Figure data in JSON:
** BEGIN **

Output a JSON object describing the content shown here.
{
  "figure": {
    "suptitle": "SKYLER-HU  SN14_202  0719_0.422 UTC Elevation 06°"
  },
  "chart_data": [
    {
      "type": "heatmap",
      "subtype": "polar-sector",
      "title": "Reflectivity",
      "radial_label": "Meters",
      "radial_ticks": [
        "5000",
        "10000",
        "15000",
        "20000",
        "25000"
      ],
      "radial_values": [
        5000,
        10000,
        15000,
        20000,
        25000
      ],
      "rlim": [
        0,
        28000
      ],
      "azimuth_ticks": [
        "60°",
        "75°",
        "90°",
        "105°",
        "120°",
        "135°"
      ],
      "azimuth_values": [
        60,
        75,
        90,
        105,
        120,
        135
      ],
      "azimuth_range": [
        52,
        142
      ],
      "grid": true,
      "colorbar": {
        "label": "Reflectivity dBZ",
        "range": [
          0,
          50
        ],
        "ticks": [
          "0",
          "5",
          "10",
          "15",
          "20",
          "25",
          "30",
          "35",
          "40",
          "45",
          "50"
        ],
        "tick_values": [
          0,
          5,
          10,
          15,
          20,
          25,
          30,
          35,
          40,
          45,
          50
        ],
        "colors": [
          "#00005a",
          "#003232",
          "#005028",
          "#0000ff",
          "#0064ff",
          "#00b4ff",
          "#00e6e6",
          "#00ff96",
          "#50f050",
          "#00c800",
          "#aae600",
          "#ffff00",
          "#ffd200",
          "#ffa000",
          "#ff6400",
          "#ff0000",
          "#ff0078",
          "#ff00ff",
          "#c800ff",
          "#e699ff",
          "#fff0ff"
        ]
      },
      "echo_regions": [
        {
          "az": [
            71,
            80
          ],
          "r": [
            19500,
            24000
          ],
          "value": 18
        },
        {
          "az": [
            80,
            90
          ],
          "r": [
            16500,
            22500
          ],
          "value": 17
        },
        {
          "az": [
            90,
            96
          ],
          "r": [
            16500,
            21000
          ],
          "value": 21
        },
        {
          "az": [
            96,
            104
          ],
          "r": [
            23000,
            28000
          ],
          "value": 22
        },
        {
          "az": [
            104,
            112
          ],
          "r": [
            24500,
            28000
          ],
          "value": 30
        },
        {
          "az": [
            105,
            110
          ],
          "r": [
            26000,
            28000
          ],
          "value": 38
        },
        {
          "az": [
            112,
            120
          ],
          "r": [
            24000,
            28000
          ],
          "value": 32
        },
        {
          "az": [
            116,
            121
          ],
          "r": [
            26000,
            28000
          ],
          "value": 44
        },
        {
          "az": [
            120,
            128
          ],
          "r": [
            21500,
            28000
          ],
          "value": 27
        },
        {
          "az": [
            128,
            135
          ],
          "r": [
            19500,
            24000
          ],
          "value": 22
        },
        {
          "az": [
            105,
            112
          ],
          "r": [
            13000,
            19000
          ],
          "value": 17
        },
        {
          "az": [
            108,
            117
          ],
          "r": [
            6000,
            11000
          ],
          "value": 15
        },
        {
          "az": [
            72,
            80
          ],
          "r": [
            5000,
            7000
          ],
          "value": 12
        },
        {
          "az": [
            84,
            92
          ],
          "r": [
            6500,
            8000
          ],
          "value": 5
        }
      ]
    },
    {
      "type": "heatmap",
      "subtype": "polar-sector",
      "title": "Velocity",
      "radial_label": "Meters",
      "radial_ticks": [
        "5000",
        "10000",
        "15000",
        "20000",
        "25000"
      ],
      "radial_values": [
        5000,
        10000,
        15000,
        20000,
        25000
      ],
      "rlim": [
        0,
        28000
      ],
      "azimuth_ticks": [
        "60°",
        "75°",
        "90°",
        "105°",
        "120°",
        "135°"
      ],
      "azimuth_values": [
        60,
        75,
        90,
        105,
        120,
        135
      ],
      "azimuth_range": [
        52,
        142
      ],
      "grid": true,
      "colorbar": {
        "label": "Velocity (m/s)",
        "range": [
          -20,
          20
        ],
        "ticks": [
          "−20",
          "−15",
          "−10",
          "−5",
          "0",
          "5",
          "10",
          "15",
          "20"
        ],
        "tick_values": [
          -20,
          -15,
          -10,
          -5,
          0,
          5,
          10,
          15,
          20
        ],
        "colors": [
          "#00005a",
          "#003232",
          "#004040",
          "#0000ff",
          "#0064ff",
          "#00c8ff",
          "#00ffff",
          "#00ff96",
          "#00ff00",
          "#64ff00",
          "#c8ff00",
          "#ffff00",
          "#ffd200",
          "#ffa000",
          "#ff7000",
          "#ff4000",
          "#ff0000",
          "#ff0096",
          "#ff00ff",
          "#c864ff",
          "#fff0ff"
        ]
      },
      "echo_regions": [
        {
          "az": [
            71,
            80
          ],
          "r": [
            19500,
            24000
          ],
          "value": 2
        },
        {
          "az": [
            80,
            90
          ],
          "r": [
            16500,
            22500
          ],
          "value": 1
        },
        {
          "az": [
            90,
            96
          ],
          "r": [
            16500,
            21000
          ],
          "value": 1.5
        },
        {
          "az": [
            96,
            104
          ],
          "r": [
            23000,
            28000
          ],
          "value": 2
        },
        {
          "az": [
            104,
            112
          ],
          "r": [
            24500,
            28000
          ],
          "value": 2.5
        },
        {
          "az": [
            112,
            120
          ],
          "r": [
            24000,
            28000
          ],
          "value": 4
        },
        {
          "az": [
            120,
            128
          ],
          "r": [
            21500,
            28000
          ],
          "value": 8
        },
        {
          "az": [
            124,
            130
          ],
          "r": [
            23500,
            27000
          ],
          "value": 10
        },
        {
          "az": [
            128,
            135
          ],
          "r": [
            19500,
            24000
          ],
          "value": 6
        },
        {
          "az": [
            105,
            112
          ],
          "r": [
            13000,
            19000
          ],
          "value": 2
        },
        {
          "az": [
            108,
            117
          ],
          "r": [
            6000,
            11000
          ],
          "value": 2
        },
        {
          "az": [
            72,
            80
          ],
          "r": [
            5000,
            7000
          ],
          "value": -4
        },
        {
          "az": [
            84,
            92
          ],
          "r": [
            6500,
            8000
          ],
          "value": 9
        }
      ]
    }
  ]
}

** END **

[PROBLEM TO SOLVE]
Repeat all the records. Match each line exactly.

[SOLUTION FOR THIS EXERCISE]
Output a JSON object describing the content shown here.
{
  "figure": {
    "suptitle": "SKYLER-HU  SN14_202  0719_0.422 UTC Elevation 06°"
  },
  "chart_data": [
    {
      "type": "heatmap",
      "subtype": "polar-sector",
      "title": "Reflectivity",
      "radial_label": "Meters",
      "radial_ticks": [
        "5000",
        "10000",
        "15000",
        "20000",
        "25000"
      ],
      "radial_values": [
        5000,
        10000,
        15000,
        20000,
        25000
      ],
      "rlim": [
        0,
        28000
      ],
      "azimuth_ticks": [
        "60°",
        "75°",
        "90°",
        "105°",
        "120°",
        "135°"
      ],
      "azimuth_values": [
        60,
        75,
        90,
        105,
        120,
        135
      ],
      "azimuth_range": [
        52,
        142
      ],
      "grid": true,
      "colorbar": {
        "label": "Reflectivity dBZ",
        "range": [
          0,
          50
        ],
        "ticks": [
          "0",
          "5",
          "10",
          "15",
          "20",
          "25",
          "30",
          "35",
          "40",
          "45",
          "50"
        ],
        "tick_values": [
          0,
          5,
          10,
          15,
          20,
          25,
          30,
          35,
          40,
          45,
          50
        ],
        "colors": [
          "#00005a",
          "#003232",
          "#005028",
          "#0000ff",
          "#0064ff",
          "#00b4ff",
          "#00e6e6",
          "#00ff96",
          "#50f050",
          "#00c800",
          "#aae600",
          "#ffff00",
          "#ffd200",
          "#ffa000",
          "#ff6400",
          "#ff0000",
          "#ff0078",
          "#ff00ff",
          "#c800ff",
          "#e699ff",
          "#fff0ff"
        ]
      },
      "echo_regions": [
        {
          "az": [
            71,
            80
          ],
          "r": [
            19500,
            24000
          ],
          "value": 18
        },
        {
          "az": [
            80,
            90
          ],
          "r": [
            16500,
            22500
          ],
          "value": 17
        },
        {
          "az": [
            90,
            96
          ],
          "r": [
            16500,
            21000
          ],
          "value": 21
        },
        {
          "az": [
            96,
            104
          ],
          "r": [
            23000,
            28000
          ],
          "value": 22
        },
        {
          "az": [
            104,
            112
          ],
          "r": [
            24500,
            28000
          ],
          "value": 30
        },
        {
          "az": [
            105,
            110
          ],
          "r": [
            26000,
            28000
          ],
          "value": 38
        },
        {
          "az": [
            112,
            120
          ],
          "r": [
            24000,
            28000
          ],
          "value": 32
        },
        {
          "az": [
            116,
            121
          ],
          "r": [
            26000,
            28000
          ],
          "value": 44
        },
        {
          "az": [
            120,
            128
          ],
          "r": [
            21500,
            28000
          ],
          "value": 27
        },
        {
          "az": [
            128,
            135
          ],
          "r": [
            19500,
            24000
          ],
          "value": 22
        },
        {
          "az": [
            105,
            112
          ],
          "r": [
            13000,
            19000
          ],
          "value": 17
        },
        {
          "az": [
            108,
            117
          ],
          "r": [
            6000,
            11000
          ],
          "value": 15
        },
        {
          "az": [
            72,
            80
          ],
          "r": [
            5000,
            7000
          ],
          "value": 12
        },
        {
          "az": [
            84,
            92
          ],
          "r": [
            6500,
            8000
          ],
          "value": 5
        }
      ]
    },
    {
      "type": "heatmap",
      "subtype": "polar-sector",
      "title": "Velocity",
      "radial_label": "Meters",
      "radial_ticks": [
        "5000",
        "10000",
        "15000",
        "20000",
        "25000"
      ],
      "radial_values": [
        5000,
        10000,
        15000,
        20000,
        25000
      ],
      "rlim": [
        0,
        28000
      ],
      "azimuth_ticks": [
        "60°",
        "75°",
        "90°",
        "105°",
        "120°",
        "135°"
      ],
      "azimuth_values": [
        60,
        75,
        90,
        105,
        120,
        135
      ],
      "azimuth_range": [
        52,
        142
      ],
      "grid": true,
      "colorbar": {
        "label": "Velocity (m/s)",
        "range": [
          -20,
          20
        ],
        "ticks": [
          "−20",
          "−15",
          "−10",
          "−5",
          "0",
          "5",
          "10",
          "15",
          "20"
        ],
        "tick_values": [
          -20,
          -15,
          -10,
          -5,
          0,
          5,
          10,
          15,
          20
        ],
        "colors": [
          "#00005a",
          "#003232",
          "#004040",
          "#0000ff",
          "#0064ff",
          "#00c8ff",
          "#00ffff",
          "#00ff96",
          "#00ff00",
          "#64ff00",
          "#c8ff00",
          "#ffff00",
          "#ffd200",
          "#ffa000",
          "#ff7000",
          "#ff4000",
          "#ff0000",
          "#ff0096",
          "#ff00ff",
          "#c864ff",
          "#fff0ff"
        ]
      },
      "echo_regions": [
        {
          "az": [
            71,
            80
          ],
          "r": [
            19500,
            24000
          ],
          "value": 2
        },
        {
          "az": [
            80,
            90
          ],
          "r": [
            16500,
            22500
          ],
          "value": 1
        },
        {
          "az": [
            90,
            96
          ],
          "r": [
            16500,
            21000
          ],
          "value": 1.5
        },
        {
          "az": [
            96,
            104
          ],
          "r": [
            23000,
            28000
          ],
          "value": 2
        },
        {
          "az": [
            104,
            112
          ],
          "r": [
            24500,
            28000
          ],
          "value": 2.5
        },
        {
          "az": [
            112,
            120
          ],
          "r": [
            24000,
            28000
          ],
          "value": 4
        },
        {
          "az": [
            120,
            128
          ],
          "r": [
            21500,
            28000
          ],
          "value": 8
        },
        {
          "az": [
            124,
            130
          ],
          "r": [
            23500,
            27000
          ],
          "value": 10
        },
        {
          "az": [
            128,
            135
          ],
          "r": [
            19500,
            24000
          ],
          "value": 6
        },
        {
          "az": [
            105,
            112
          ],
          "r": [
            13000,
            19000
          ],
          "value": 2
        },
        {
          "az": [
            108,
            117
          ],
          "r": [
            6000,
            11000
          ],
          "value": 2
        },
        {
          "az": [
            72,
            80
          ],
          "r": [
            5000,
            7000
          ],
          "value": -4
        },
        {
          "az": [
            84,
            92
          ],
          "r": [
            6500,
            8000
          ],
          "value": 9
        }
      ]
    }
  ]
}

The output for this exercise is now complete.